# Instruction
Return exactly the lines from the one containing "Transcribe the text in this document." through the last line of the records below, both included, and leave out any pictures.

# Entries provided
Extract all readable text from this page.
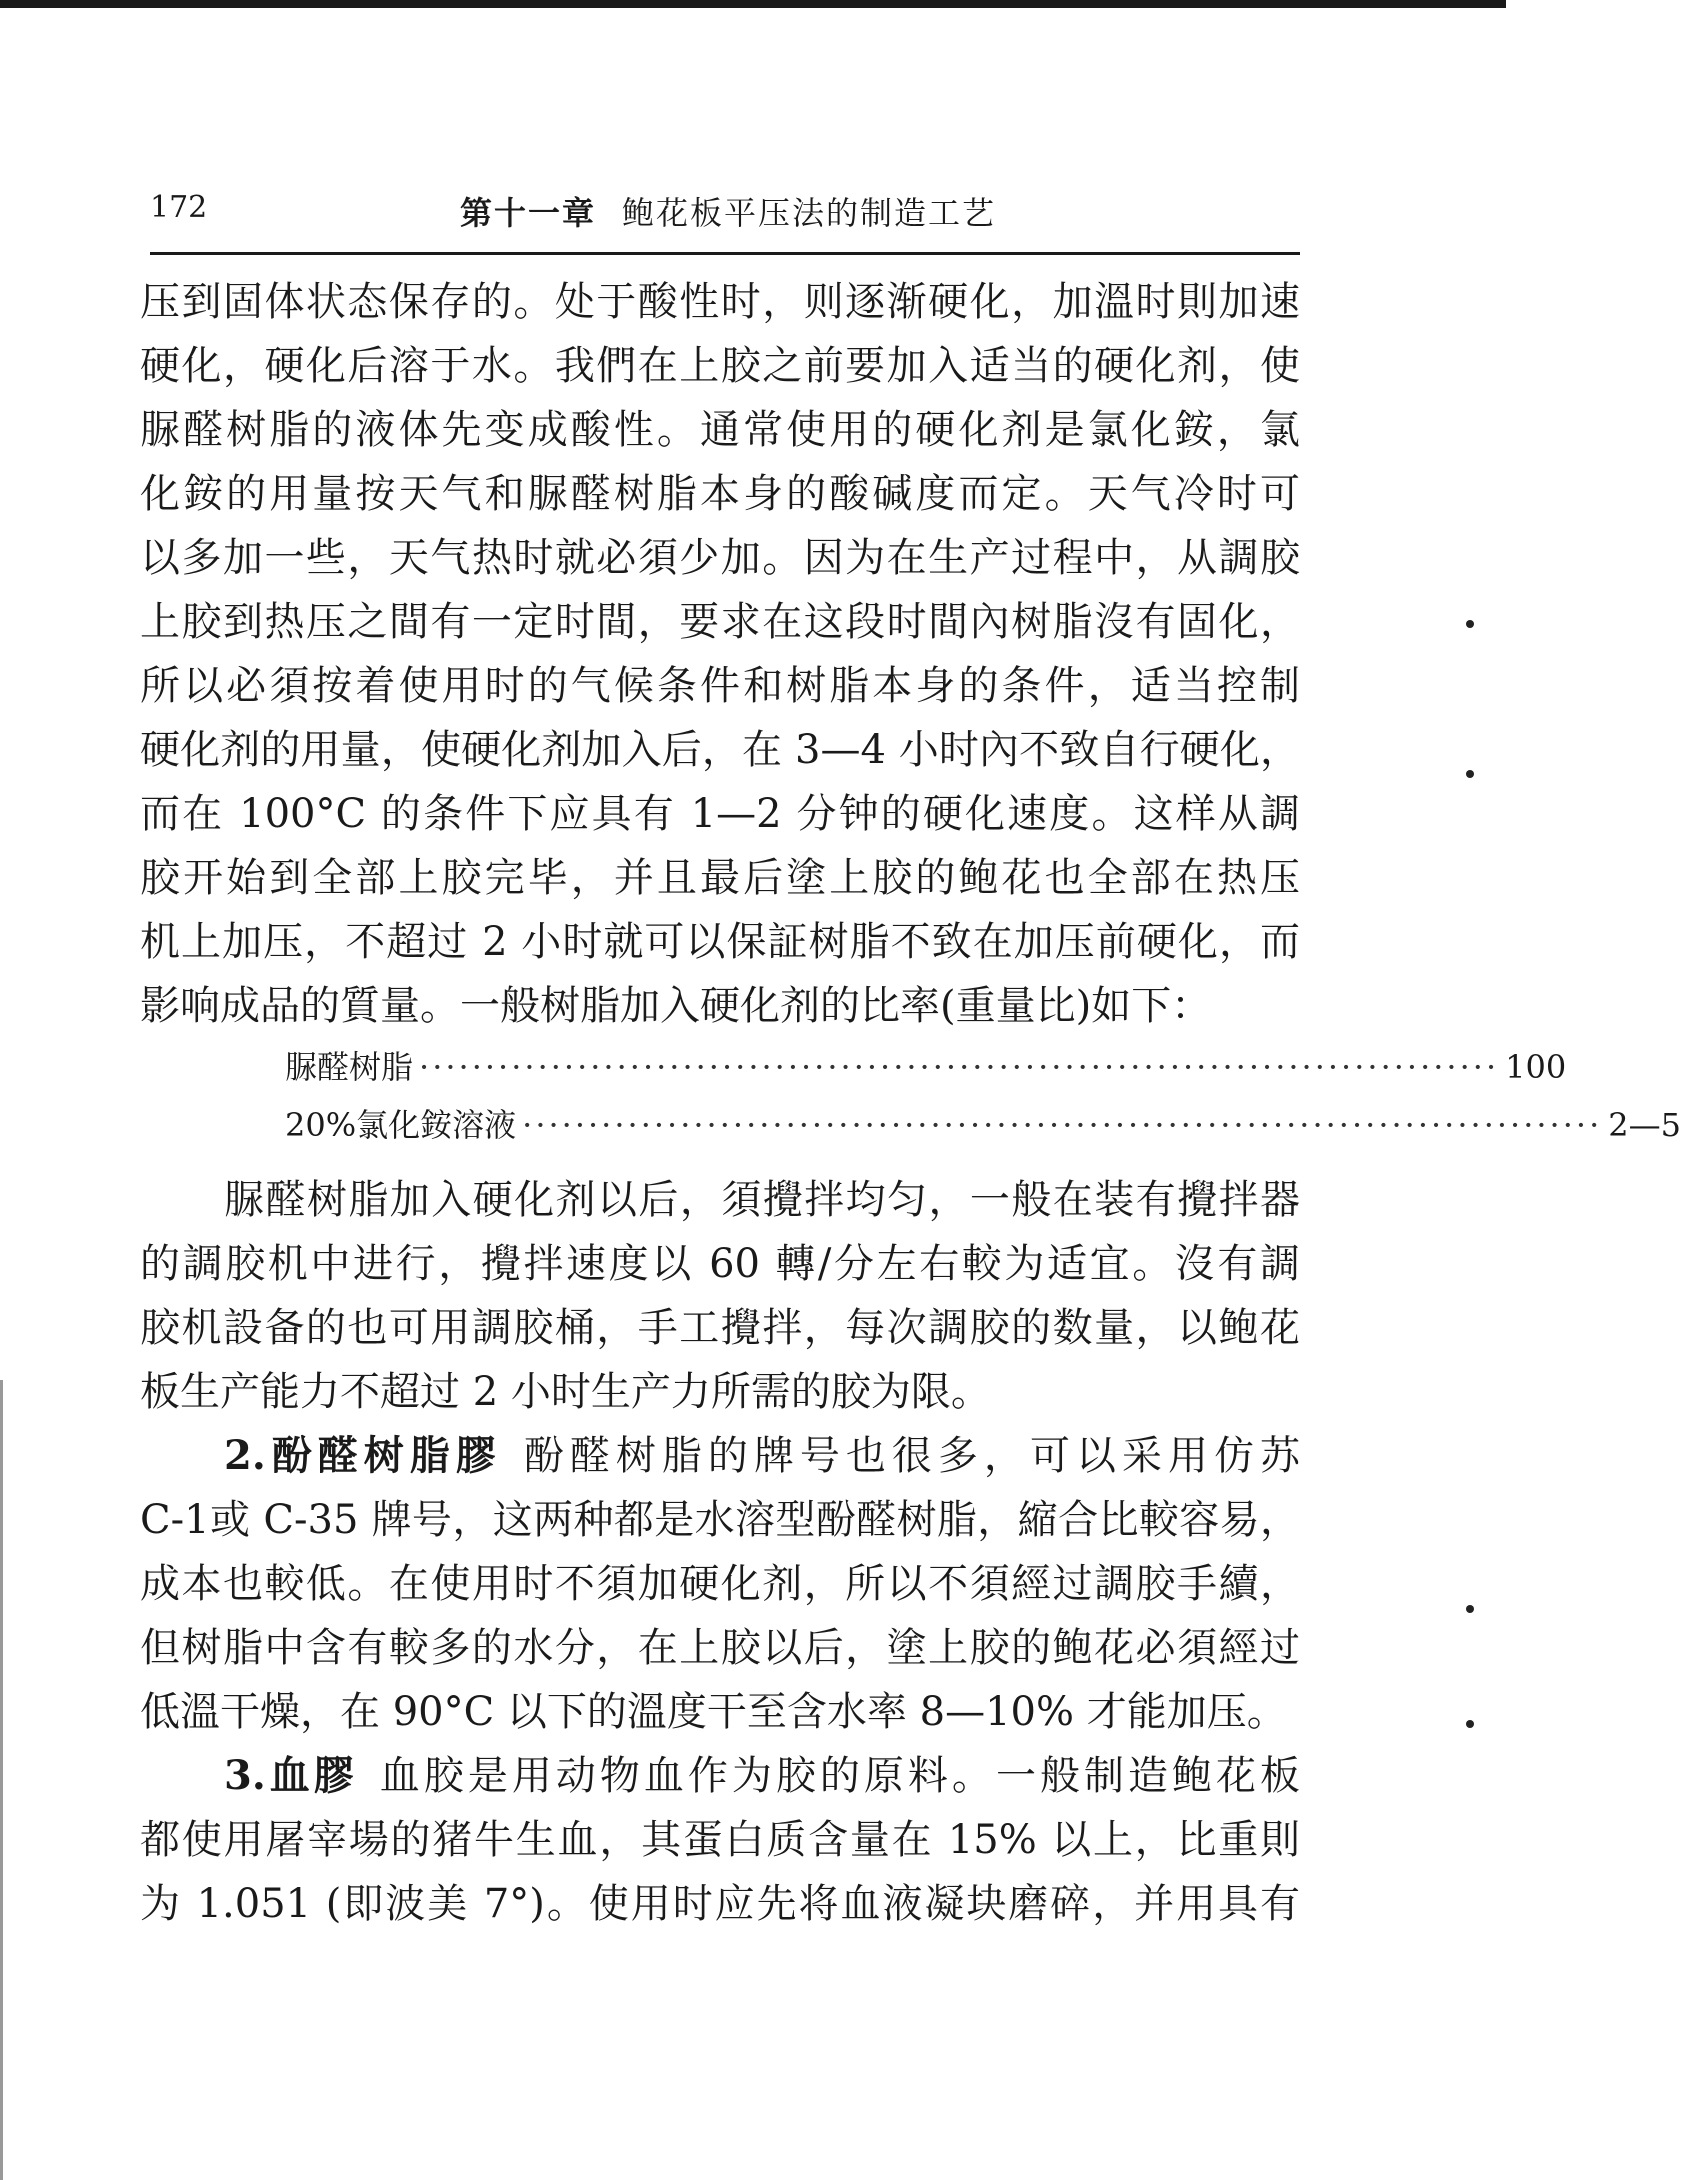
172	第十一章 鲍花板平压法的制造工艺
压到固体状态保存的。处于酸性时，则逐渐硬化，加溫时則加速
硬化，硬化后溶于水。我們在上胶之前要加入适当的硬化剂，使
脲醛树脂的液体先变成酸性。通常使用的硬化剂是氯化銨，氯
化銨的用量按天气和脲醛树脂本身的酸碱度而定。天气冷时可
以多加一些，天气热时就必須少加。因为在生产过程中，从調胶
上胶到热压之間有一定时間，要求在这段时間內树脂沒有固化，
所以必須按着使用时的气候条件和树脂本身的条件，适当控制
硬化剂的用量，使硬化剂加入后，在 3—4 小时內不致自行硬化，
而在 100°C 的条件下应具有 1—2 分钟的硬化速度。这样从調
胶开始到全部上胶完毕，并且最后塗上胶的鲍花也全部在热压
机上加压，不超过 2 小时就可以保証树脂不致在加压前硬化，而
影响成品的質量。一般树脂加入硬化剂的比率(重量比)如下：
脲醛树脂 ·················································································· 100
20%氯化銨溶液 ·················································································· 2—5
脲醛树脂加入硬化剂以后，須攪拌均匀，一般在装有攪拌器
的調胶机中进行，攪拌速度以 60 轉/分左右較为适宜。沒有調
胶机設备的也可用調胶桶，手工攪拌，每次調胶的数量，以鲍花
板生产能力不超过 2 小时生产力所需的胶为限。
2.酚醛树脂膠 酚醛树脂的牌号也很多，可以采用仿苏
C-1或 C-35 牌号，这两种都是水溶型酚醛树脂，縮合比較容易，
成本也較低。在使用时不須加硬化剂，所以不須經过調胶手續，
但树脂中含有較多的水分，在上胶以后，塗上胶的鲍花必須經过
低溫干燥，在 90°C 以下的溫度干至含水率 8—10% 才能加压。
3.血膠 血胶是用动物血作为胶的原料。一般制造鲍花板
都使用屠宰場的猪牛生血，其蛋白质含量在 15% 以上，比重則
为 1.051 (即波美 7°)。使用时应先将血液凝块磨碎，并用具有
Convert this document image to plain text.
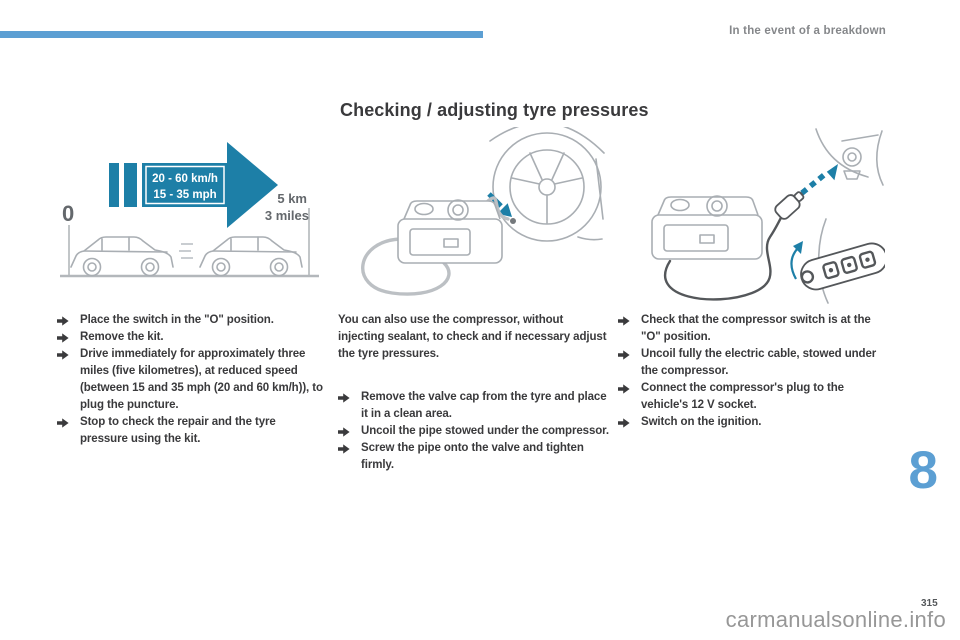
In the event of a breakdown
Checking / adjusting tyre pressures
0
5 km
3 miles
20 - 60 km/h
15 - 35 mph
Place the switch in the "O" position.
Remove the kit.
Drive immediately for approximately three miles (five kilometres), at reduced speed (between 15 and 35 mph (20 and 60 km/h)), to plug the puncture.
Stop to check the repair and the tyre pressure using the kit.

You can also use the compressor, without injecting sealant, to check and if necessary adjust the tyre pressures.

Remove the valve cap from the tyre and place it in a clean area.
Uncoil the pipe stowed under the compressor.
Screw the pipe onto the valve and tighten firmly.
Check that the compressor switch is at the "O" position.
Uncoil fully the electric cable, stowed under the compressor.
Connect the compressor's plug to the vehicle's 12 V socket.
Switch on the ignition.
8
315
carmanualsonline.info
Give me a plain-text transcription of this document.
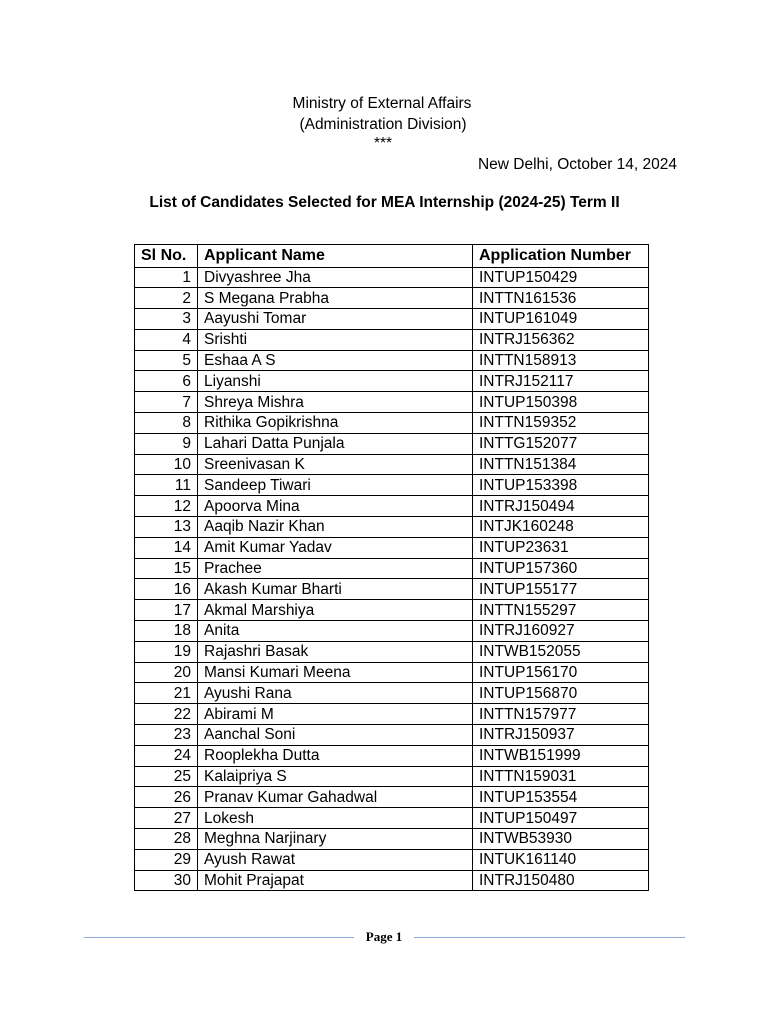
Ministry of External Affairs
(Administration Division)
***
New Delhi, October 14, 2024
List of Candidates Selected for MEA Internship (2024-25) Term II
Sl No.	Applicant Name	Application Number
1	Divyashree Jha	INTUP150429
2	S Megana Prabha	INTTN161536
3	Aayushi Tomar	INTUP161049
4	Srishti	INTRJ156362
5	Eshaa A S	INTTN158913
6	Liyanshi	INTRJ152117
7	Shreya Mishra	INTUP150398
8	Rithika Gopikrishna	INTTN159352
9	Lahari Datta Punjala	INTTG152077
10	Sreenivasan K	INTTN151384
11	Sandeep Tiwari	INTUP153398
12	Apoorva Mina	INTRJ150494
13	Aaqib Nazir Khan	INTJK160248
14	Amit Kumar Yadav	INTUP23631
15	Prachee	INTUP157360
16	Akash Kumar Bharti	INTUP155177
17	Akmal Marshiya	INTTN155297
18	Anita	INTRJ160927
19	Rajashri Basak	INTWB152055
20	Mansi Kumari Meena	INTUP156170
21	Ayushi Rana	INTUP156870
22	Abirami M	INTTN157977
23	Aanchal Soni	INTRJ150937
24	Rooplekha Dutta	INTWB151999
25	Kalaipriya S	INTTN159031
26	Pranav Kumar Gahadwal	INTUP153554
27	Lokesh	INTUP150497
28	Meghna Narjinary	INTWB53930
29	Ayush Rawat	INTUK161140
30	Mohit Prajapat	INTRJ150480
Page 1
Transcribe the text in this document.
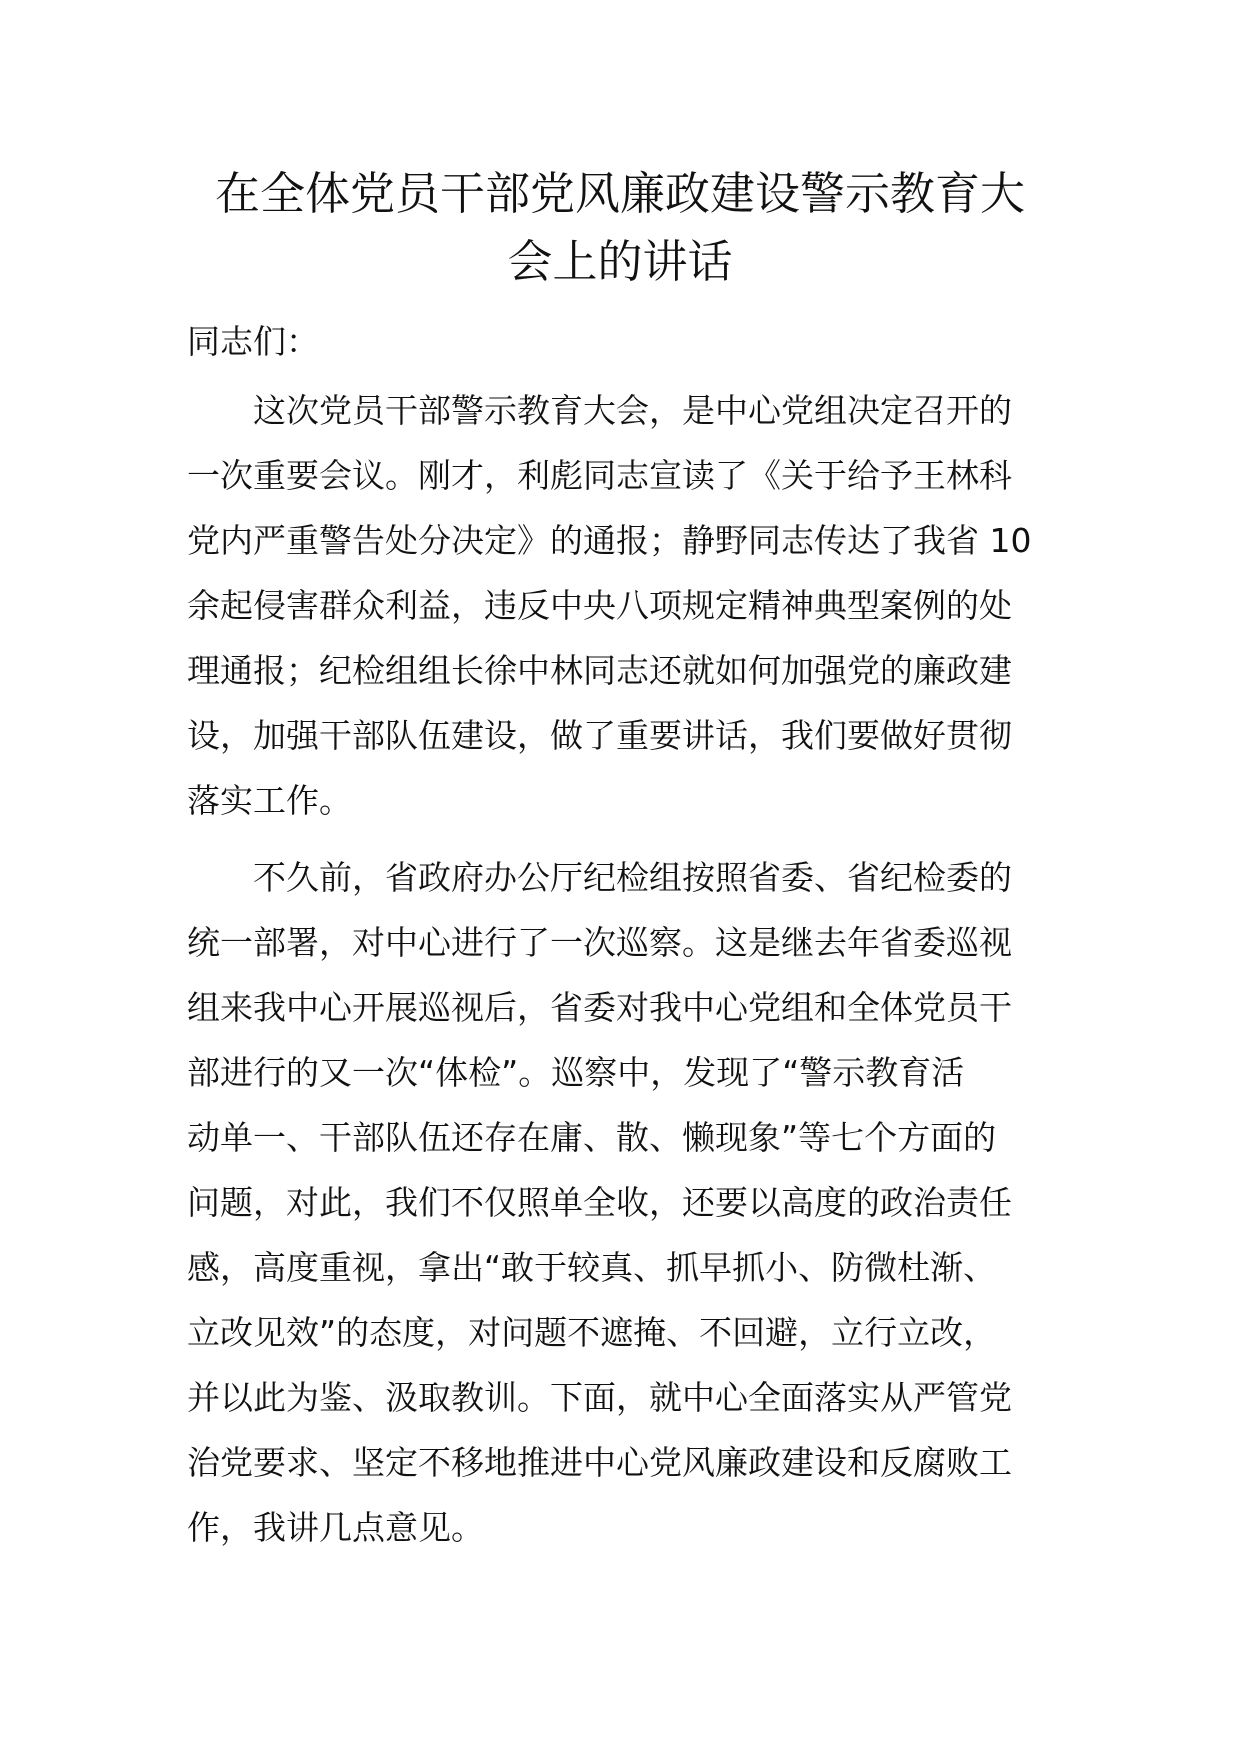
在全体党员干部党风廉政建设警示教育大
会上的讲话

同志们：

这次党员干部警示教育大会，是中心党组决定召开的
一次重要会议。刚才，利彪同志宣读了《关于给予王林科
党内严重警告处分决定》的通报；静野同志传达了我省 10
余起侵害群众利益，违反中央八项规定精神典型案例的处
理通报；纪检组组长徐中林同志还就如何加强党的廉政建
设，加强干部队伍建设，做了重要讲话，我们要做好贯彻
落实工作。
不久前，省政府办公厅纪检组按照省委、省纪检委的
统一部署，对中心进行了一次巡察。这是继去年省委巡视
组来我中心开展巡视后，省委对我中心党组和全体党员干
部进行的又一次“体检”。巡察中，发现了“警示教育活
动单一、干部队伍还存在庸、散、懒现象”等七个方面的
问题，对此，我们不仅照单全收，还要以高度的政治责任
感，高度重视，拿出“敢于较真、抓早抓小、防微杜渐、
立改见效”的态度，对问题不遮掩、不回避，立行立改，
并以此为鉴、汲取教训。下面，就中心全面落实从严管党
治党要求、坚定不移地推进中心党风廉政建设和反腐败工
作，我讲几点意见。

# Finished task
Transcribe the text in this document.
在全体党员干部党风廉政建设警示教育大
会上的讲话

同志们：

这次党员干部警示教育大会，是中心党组决定召开的
一次重要会议。刚才，利彪同志宣读了《关于给予王林科
党内严重警告处分决定》的通报；静野同志传达了我省 10
余起侵害群众利益，违反中央八项规定精神典型案例的处
理通报；纪检组组长徐中林同志还就如何加强党的廉政建
设，加强干部队伍建设，做了重要讲话，我们要做好贯彻
落实工作。
不久前，省政府办公厅纪检组按照省委、省纪检委的
统一部署，对中心进行了一次巡察。这是继去年省委巡视
组来我中心开展巡视后，省委对我中心党组和全体党员干
部进行的又一次“体检”。巡察中，发现了“警示教育活
动单一、干部队伍还存在庸、散、懒现象”等七个方面的
问题，对此，我们不仅照单全收，还要以高度的政治责任
感，高度重视，拿出“敢于较真、抓早抓小、防微杜渐、
立改见效”的态度，对问题不遮掩、不回避，立行立改，
并以此为鉴、汲取教训。下面，就中心全面落实从严管党
治党要求、坚定不移地推进中心党风廉政建设和反腐败工
作，我讲几点意见。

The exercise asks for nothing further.